(Challenge)
Output all entries verbatim. Skip pictures.
++++ Input material
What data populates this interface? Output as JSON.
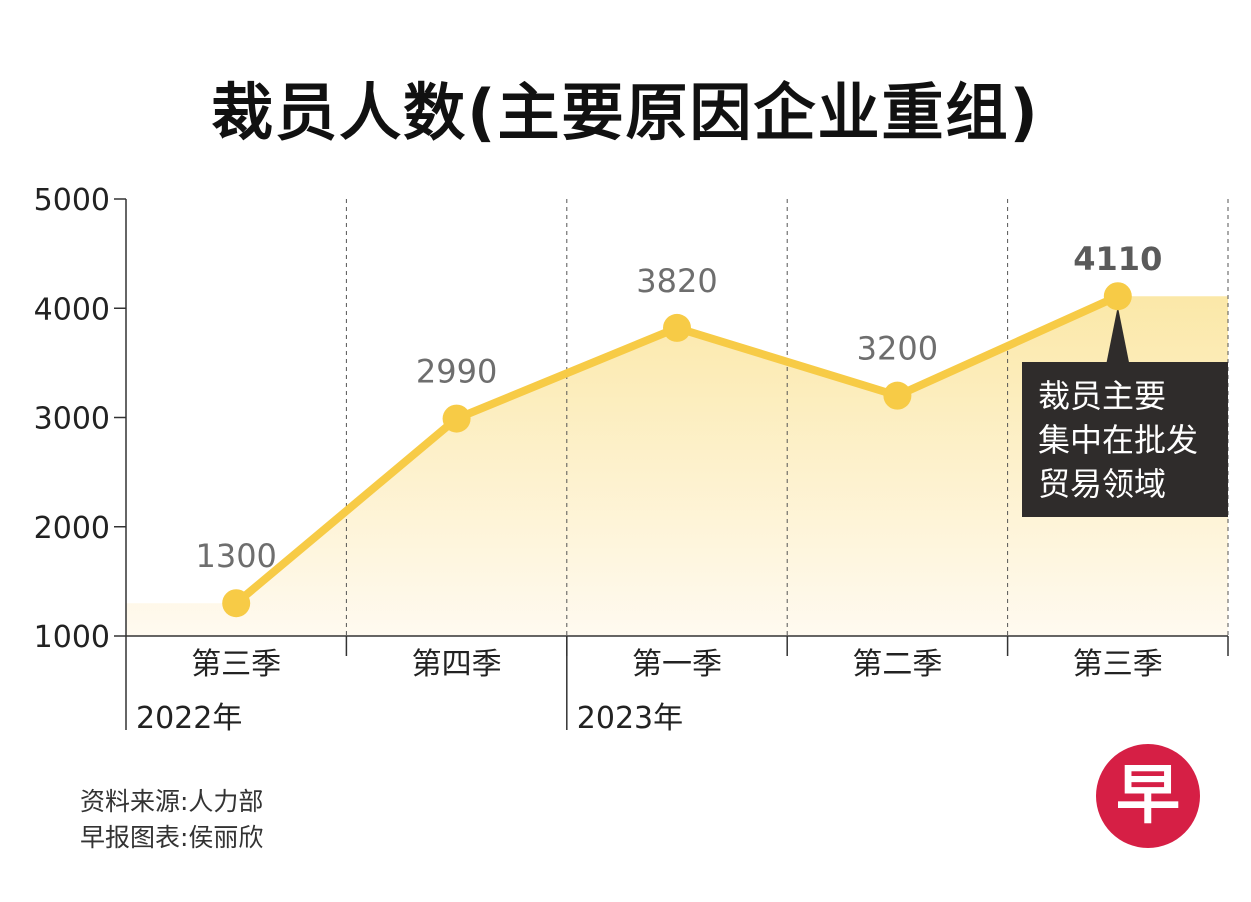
{
  "title": "裁员人数(主要原因企业重组)",
  "chart_data": {
    "type": "area",
    "categories": [
      "第三季",
      "第四季",
      "第一季",
      "第二季",
      "第三季"
    ],
    "year_labels": [
      "2022年",
      "",
      "2023年",
      "",
      ""
    ],
    "values": [
      1300,
      2990,
      3820,
      3200,
      4110
    ],
    "value_labels": [
      "1300",
      "2990",
      "3820",
      "3200",
      "4110"
    ],
    "yticks": [
      "1000",
      "2000",
      "3000",
      "4000",
      "5000"
    ],
    "ylim": [
      1000,
      5000
    ],
    "annotation": [
      "裁员主要",
      "集中在批发",
      "贸易领域"
    ],
    "colors": {
      "line": "#f7cb46",
      "fill_top": "#fbe8a8",
      "fill_bottom": "#fffaf0",
      "callout_bg": "#2f2c2b"
    }
  },
  "source": {
    "line1": "资料来源:人力部",
    "line2": "早报图表:侯丽欣"
  },
  "logo": {
    "text": "早",
    "color": "#d61f45"
  }
}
++++++++
(Task result)
What data populates this interface? Output as JSON.
{
  "title": "裁员人数(主要原因企业重组)",
  "chart_data": {
    "type": "area",
    "categories": [
      "第三季",
      "第四季",
      "第一季",
      "第二季",
      "第三季"
    ],
    "year_labels": [
      "2022年",
      "",
      "2023年",
      "",
      ""
    ],
    "values": [
      1300,
      2990,
      3820,
      3200,
      4110
    ],
    "value_labels": [
      "1300",
      "2990",
      "3820",
      "3200",
      "4110"
    ],
    "yticks": [
      "1000",
      "2000",
      "3000",
      "4000",
      "5000"
    ],
    "ylim": [
      1000,
      5000
    ],
    "annotation": [
      "裁员主要",
      "集中在批发",
      "贸易领域"
    ],
    "colors": {
      "line": "#f7cb46",
      "fill_top": "#fbe8a8",
      "fill_bottom": "#fffaf0",
      "callout_bg": "#2f2c2b"
    }
  },
  "source": {
    "line1": "资料来源:人力部",
    "line2": "早报图表:侯丽欣"
  },
  "logo": {
    "text": "早",
    "color": "#d61f45"
  }
}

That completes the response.